TASK PROMPT:
Lay out every line of the items below as a JSON list of strings, one string per line, leaving out any blank lines.

Spatial layout entries:
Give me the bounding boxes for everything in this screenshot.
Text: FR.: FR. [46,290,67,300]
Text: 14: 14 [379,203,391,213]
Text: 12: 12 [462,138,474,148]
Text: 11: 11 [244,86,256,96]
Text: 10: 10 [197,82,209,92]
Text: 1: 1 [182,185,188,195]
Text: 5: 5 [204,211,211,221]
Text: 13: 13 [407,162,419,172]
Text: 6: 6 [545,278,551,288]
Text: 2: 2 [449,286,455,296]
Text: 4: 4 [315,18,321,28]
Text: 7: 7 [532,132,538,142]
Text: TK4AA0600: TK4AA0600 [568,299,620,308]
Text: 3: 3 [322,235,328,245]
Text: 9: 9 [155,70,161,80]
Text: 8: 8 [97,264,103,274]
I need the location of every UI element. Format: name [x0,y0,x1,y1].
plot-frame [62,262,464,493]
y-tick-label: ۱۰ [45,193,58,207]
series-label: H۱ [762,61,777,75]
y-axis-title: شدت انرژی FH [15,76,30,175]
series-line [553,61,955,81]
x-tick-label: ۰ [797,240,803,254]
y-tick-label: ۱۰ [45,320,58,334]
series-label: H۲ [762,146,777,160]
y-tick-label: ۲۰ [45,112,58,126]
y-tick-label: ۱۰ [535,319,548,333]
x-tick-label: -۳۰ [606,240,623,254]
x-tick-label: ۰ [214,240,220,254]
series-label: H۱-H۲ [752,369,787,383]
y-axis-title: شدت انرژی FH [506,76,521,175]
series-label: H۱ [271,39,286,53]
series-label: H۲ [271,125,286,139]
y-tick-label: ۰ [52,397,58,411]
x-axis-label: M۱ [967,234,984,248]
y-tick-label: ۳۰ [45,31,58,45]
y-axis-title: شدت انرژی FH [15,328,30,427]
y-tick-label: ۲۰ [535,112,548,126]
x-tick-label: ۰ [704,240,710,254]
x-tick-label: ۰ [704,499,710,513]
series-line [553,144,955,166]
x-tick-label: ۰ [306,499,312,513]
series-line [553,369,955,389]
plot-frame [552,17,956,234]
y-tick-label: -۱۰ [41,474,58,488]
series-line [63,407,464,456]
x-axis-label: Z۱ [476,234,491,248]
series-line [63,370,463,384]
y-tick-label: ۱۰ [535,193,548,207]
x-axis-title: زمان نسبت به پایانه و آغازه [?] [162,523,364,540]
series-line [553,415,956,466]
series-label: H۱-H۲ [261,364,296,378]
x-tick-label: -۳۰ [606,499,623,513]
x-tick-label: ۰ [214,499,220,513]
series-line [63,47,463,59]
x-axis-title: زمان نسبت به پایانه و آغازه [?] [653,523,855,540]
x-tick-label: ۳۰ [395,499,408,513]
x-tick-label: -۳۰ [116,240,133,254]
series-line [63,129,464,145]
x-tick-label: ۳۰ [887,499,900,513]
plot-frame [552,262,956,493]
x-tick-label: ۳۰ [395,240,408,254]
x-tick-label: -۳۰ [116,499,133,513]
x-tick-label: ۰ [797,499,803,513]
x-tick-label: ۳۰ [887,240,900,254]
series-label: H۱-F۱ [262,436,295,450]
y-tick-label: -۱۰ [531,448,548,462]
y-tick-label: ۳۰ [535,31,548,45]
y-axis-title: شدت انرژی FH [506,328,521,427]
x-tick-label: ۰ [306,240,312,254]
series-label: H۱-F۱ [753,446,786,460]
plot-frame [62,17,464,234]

RESPONSE:
[
  "Give me the bounding boxes for everything in this screenshot.",
  "Text: FR.: FR. [46,290,67,300]",
  "Text: 14: 14 [379,203,391,213]",
  "Text: 12: 12 [462,138,474,148]",
  "Text: 11: 11 [244,86,256,96]",
  "Text: 10: 10 [197,82,209,92]",
  "Text: 1: 1 [182,185,188,195]",
  "Text: 5: 5 [204,211,211,221]",
  "Text: 13: 13 [407,162,419,172]",
  "Text: 6: 6 [545,278,551,288]",
  "Text: 2: 2 [449,286,455,296]",
  "Text: 4: 4 [315,18,321,28]",
  "Text: 7: 7 [532,132,538,142]",
  "Text: TK4AA0600: TK4AA0600 [568,299,620,308]",
  "Text: 3: 3 [322,235,328,245]",
  "Text: 9: 9 [155,70,161,80]",
  "Text: 8: 8 [97,264,103,274]",
  "I need the location of every UI element. Format: name [x0,y0,x1,y1].",
  "plot-frame [62,262,464,493]",
  "y-tick-label: ۱۰ [45,193,58,207]",
  "series-label: H۱ [762,61,777,75]",
  "y-axis-title: شدت انرژی FH [15,76,30,175]",
  "series-line [553,61,955,81]",
  "x-tick-label: ۰ [797,240,803,254]",
  "y-tick-label: ۱۰ [45,320,58,334]",
  "series-label: H۲ [762,146,777,160]",
  "y-tick-label: ۲۰ [45,112,58,126]",
  "y-tick-label: ۱۰ [535,319,548,333]",
  "x-tick-label: -۳۰ [606,240,623,254]",
  "x-tick-label: ۰ [214,240,220,254]",
  "series-label: H۱-H۲ [752,369,787,383]",
  "y-axis-title: شدت انرژی FH [506,76,521,175]",
  "series-label: H۱ [271,39,286,53]",
  "series-label: H۲ [271,125,286,139]",
  "y-tick-label: ۰ [52,397,58,411]",
  "x-axis-label: M۱ [967,234,984,248]",
  "y-tick-label: ۳۰ [45,31,58,45]",
  "y-axis-title: شدت انرژی FH [15,328,30,427]",
  "y-tick-label: ۲۰ [535,112,548,126]",
  "x-tick-label: ۰ [704,240,710,254]",
  "x-tick-label: ۰ [704,499,710,513]",
  "series-line [553,144,955,166]",
  "x-tick-label: ۰ [306,499,312,513]",
  "series-line [553,369,955,389]",
  "plot-frame [552,17,956,234]",
  "y-tick-label: -۱۰ [41,474,58,488]",
  "series-line [63,407,464,456]",
  "x-axis-label: Z۱ [476,234,491,248]",
  "series-line [63,370,463,384]",
  "y-tick-label: ۱۰ [535,193,548,207]",
  "x-axis-title: زمان نسبت به پایانه و آغازه [?] [162,523,364,540]",
  "series-line [553,415,956,466]",
  "series-label: H۱-H۲ [261,364,296,378]",
  "x-tick-label: -۳۰ [606,499,623,513]",
  "x-tick-label: ۰ [214,499,220,513]",
  "series-line [63,47,463,59]",
  "x-axis-title: زمان نسبت به پایانه و آغازه [?] [653,523,855,540]",
  "x-tick-label: ۳۰ [395,499,408,513]",
  "x-tick-label: -۳۰ [116,240,133,254]",
  "series-line [63,129,464,145]",
  "x-tick-label: ۳۰ [887,499,900,513]",
  "plot-frame [552,262,956,493]",
  "x-tick-label: ۳۰ [395,240,408,254]",
  "x-tick-label: -۳۰ [116,499,133,513]",
  "x-tick-label: ۰ [797,499,803,513]",
  "x-tick-label: ۳۰ [887,240,900,254]",
  "series-label: H۱-F۱ [262,436,295,450]",
  "y-tick-label: -۱۰ [531,448,548,462]",
  "y-tick-label: ۳۰ [535,31,548,45]",
  "y-axis-title: شدت انرژی FH [506,328,521,427]",
  "x-tick-label: ۰ [306,240,312,254]",
  "series-label: H۱-F۱ [753,446,786,460]",
  "plot-frame [62,17,464,234]"
]